++++ Texte cité
Europe - Parce que tout est plus chouette, à bicyclette !

Publiée le 25/07/2019
Un article ça s'écrit la tête froide. Et tout particulièrement, ça ne s'écrit pas en période de galères, car sinon le rendu est très pessimiste et pas particulièrement objectif. Il m'aura fallut attendre 1 mois entier pour l'écrire celui là.. Ça en dit long !

Nous et nos montures

Leçon de vie numéro 1653

"Avoir les yeux plus gros que le ventre"

Combien de fois dans notre jeunesse on l'a entendu cette expression. Quand on commandait deux boules de glaces mais qu'on en mangeait qu'une ou quand pris d'une fringale à 15:00 on commençait à couper dans le sens de la longueur une baguette entière pour y enfourner tout ce qu'on trouvait dans le frigo.. Oui on la connaît tous cette expression, on sait qu'elle a un fond de vrai. Et puis on grandit, et ... 

on refait les mêmes "conneries" !       

 

Allez petit flash back.

 

Nous sommes donc arrivés frais comme des gardons en Europe, à Bucarest pour être précis. Il fait beau, il fait chaud, et malgré la distance certaine qui nous sépare encore de la France on observe déjà son influence: Brico dépôt, décathlon etc.. oui on sait, c'est un peu ridicule mais vous savez, après 9 mois à l'autre bout du monde on a tendance à s'accrocher à la moindre branche ! 

Toujours est il que les vélos ont été achetés rapidement. Le premier sur un marché, une seconde main venue d'Allemagne (probablement volé) et le second auprès d'un particulier après une mythique conversation franco/roumaine avec son propriétaire.
++++++++
++++ Matériel fourni
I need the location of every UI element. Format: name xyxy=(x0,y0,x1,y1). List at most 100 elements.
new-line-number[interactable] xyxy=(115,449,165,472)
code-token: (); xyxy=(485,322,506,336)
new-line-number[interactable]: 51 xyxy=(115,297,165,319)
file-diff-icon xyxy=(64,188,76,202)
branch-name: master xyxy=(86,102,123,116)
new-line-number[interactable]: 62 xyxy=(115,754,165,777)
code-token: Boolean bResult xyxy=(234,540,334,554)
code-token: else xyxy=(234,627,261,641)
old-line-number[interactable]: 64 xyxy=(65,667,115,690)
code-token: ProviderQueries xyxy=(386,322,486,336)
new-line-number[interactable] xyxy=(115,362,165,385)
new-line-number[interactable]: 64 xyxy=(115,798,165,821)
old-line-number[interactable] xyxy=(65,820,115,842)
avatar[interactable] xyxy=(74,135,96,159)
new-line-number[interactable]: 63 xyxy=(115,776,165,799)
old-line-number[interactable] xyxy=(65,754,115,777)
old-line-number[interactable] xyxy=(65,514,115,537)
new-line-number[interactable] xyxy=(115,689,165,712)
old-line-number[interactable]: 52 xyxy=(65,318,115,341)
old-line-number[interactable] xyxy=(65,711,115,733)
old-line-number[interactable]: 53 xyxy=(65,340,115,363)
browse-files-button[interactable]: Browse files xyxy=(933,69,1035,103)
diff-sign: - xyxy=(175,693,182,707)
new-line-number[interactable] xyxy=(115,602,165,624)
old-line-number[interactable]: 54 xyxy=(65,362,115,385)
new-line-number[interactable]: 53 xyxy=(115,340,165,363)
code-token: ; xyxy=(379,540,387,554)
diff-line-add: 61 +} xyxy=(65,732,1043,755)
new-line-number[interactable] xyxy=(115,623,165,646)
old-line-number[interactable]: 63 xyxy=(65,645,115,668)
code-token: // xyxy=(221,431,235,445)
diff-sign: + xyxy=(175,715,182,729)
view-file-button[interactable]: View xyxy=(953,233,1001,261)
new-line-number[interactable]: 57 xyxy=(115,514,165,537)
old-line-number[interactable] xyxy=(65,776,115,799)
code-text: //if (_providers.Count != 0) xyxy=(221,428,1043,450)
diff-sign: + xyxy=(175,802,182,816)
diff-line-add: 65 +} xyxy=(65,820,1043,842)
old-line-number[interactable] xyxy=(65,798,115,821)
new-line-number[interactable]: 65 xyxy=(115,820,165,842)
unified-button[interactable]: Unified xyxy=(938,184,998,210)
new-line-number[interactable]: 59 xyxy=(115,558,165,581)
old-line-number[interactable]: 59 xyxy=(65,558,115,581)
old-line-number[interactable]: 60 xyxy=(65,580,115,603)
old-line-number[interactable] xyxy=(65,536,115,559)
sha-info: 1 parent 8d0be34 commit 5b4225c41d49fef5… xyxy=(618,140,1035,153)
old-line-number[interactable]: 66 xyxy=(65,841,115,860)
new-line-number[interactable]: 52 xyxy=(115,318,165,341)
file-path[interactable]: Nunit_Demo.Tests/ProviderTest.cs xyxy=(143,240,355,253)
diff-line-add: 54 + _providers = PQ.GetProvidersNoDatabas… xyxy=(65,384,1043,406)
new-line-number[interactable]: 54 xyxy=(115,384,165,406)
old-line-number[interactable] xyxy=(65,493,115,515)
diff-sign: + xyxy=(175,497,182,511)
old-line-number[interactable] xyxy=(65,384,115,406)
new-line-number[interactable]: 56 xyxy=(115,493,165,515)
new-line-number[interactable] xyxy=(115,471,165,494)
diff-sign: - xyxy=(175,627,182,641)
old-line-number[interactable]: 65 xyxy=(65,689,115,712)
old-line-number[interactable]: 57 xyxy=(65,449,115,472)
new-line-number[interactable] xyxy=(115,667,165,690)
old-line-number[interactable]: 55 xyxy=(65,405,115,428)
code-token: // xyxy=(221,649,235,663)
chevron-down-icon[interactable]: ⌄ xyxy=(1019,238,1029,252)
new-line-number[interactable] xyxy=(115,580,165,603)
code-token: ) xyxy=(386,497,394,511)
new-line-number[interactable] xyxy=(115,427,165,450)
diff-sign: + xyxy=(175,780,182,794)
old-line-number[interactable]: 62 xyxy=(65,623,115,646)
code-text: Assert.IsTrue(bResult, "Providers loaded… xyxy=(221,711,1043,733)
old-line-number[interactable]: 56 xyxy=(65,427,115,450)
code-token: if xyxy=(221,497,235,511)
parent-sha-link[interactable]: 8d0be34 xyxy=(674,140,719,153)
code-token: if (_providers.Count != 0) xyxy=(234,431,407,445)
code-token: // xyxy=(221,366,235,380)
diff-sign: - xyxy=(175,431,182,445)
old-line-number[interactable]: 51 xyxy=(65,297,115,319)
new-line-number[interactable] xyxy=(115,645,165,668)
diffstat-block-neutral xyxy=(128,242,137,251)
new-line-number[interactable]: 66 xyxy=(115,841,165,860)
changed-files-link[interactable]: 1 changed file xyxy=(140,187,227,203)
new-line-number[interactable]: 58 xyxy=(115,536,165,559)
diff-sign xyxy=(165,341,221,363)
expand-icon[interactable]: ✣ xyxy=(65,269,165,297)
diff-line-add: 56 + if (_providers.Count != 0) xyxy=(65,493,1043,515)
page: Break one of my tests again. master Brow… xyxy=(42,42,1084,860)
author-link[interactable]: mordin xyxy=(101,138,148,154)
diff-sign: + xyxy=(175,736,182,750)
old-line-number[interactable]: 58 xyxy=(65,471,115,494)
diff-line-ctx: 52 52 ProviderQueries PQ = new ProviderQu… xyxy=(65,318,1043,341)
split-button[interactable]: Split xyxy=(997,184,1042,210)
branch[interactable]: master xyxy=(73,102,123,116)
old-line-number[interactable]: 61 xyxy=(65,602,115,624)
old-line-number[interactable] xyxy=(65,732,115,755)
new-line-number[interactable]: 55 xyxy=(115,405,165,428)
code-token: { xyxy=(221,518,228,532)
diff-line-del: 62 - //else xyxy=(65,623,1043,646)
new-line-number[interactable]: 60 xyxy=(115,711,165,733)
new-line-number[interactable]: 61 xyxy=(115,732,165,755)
++++++++
▶ Consigne
Rédigez la suite du récit de voyage à vélo en Europe, en reprenant juste après sa dernière phrase. Ce matériel provient d'une autre source que le texte.

▶ Réponse
Tout excités à l'idée de traverser l'Europe nous en oublions presque de visiter la ville et de nous reposer de nos 20 heures d’avion. Après une demie journée à décathlon riche en apprentissage, (déjà deux fois qu’on cite la marque.. et dire qu’ils ont refusés de nous sponsoriser.. Notre bonté nous perdra) nous planifions le départ. Sur le papier, en dehors de la traversée de Bucarest, le plan du lendemain s’annonce facile : cap au Sud pour rejoindre le fleuve et récupérer la plus longue piste cyclable d’Europe qui nous emmènera directement à Nantes à travers le Danube, Le Rhin et la Loire.. Au programme du lendemain soir, camping sauvage au bord du Danube et pique-nique improvisé avec ce qu’on aura découvert sur la route.. On s’y voit déjà.

Et c’est ainsi que les difficultés commencèrent.

5:15 : voulant éviter le trafic nous décidons de partir à la fraiche, un petit déjeuner complet et l’aventure commence !

6:00: Pourtant changé la veille, le pneu avant du vélo de Clément est crevé et nous n’avons pas de pince pour desserrer les roues.. pas de panique..

6 :15 : Le gars de la réception que nous venons de réveiller nous prête son couteau fétiche, qui fait pince. On y croit !

6 :16 : La pince a cassé, son couteau est plié en deux… pas de panique !!!

6 :20 : Incroyable mais vraie, une autre pince trouvée dans les douches.. On se concentre on respire et ça va le faire.

_ « Tu sais comment changer une chambre à air ? »

_ « Bah oui bien sur !! »

6 :25 : _« Bon mets moi un tuto sur youtube pour être sur ! »

7:30: une pince cassée et des doigts tout écorchés plus tard nous prenons la route.. Le trafic est très dense et le soleil déjà bien haut. Il nous faut slalomer tant bien que mal entre camions, bus et autres.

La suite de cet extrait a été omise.